## What is required:
In the listing below, count each line containing "Mono" and answer with the count only.

## Figure record extracts:
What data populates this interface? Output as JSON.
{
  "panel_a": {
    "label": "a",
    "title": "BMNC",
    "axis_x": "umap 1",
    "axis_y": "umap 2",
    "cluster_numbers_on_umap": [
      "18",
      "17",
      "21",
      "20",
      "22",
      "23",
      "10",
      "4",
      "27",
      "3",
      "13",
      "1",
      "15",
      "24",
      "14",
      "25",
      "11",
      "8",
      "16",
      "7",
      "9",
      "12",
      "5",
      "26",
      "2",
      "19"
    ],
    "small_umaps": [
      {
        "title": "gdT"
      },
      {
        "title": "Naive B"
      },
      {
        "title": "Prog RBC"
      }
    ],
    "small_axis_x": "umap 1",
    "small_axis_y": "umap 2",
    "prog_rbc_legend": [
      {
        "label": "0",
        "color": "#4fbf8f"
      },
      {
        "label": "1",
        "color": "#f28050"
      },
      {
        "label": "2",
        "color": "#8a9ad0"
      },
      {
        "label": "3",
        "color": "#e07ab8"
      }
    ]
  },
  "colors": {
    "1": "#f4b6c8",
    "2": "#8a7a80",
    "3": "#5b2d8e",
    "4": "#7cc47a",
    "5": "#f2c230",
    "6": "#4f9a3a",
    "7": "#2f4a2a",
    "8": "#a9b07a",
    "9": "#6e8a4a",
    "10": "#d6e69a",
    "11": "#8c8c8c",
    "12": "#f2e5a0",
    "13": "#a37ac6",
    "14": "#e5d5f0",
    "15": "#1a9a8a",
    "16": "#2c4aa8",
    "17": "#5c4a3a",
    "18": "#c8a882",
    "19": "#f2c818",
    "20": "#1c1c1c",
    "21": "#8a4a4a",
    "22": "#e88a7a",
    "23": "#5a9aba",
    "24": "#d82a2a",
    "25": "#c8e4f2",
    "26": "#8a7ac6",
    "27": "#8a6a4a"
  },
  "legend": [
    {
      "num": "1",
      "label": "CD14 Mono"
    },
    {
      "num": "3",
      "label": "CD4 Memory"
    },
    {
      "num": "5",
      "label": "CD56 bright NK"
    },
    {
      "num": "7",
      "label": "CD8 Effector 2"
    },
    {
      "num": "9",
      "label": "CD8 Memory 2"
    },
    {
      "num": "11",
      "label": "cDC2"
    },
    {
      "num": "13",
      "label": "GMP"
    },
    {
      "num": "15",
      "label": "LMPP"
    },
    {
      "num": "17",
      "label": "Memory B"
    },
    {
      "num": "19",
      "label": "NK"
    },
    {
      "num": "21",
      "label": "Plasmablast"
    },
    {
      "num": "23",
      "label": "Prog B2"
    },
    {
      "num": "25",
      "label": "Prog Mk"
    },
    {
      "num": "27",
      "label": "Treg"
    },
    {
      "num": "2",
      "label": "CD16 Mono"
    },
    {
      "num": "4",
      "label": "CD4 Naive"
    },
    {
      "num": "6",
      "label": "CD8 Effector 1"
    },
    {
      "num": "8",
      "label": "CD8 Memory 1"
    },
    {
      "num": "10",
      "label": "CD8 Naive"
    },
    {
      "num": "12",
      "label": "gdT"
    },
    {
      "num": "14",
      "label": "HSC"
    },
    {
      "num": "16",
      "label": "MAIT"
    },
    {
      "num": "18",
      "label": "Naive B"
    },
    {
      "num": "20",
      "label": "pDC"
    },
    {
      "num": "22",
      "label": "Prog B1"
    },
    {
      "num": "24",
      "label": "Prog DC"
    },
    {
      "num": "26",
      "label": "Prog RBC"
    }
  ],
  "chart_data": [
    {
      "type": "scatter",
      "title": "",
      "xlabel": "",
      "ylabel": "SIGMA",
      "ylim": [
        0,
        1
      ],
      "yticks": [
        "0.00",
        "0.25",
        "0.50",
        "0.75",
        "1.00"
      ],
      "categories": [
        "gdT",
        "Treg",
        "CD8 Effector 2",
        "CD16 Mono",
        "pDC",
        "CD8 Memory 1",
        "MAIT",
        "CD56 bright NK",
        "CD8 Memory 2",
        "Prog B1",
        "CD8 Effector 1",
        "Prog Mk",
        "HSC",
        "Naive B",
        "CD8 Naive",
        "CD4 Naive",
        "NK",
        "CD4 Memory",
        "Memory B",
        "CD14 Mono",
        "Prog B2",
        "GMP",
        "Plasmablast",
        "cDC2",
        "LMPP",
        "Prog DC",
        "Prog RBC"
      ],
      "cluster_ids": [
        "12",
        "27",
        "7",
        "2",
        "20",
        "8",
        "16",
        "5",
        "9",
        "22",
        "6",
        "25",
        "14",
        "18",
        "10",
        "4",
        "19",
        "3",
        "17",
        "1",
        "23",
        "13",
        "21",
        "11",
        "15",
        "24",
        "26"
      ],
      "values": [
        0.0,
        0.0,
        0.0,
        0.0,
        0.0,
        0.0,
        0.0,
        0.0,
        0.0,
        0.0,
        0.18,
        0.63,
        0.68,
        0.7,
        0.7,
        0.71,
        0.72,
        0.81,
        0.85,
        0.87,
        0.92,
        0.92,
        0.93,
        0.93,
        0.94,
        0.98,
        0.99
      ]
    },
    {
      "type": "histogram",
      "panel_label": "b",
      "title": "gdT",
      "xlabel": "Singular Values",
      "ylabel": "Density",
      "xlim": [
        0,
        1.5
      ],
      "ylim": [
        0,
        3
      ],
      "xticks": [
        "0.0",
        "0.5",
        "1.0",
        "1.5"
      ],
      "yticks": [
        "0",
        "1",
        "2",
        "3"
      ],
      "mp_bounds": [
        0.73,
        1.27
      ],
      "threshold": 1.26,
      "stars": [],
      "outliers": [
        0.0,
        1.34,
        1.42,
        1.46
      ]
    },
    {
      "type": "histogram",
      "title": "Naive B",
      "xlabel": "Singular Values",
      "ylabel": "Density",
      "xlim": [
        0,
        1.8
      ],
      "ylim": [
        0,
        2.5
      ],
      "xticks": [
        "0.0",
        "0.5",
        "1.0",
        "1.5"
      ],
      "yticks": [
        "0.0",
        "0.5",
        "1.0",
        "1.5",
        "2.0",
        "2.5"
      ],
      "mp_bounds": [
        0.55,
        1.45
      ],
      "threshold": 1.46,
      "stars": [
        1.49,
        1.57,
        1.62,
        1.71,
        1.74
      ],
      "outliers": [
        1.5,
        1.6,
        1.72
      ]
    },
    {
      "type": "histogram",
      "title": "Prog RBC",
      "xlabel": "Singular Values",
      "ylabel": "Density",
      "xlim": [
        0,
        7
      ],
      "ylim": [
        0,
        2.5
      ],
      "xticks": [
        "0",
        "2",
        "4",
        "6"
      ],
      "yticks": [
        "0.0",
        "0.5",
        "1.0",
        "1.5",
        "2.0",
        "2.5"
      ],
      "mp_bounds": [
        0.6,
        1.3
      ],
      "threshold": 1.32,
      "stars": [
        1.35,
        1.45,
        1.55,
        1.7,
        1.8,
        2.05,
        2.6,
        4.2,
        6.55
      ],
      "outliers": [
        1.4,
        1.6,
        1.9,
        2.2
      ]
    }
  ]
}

## Result of this exercise:
4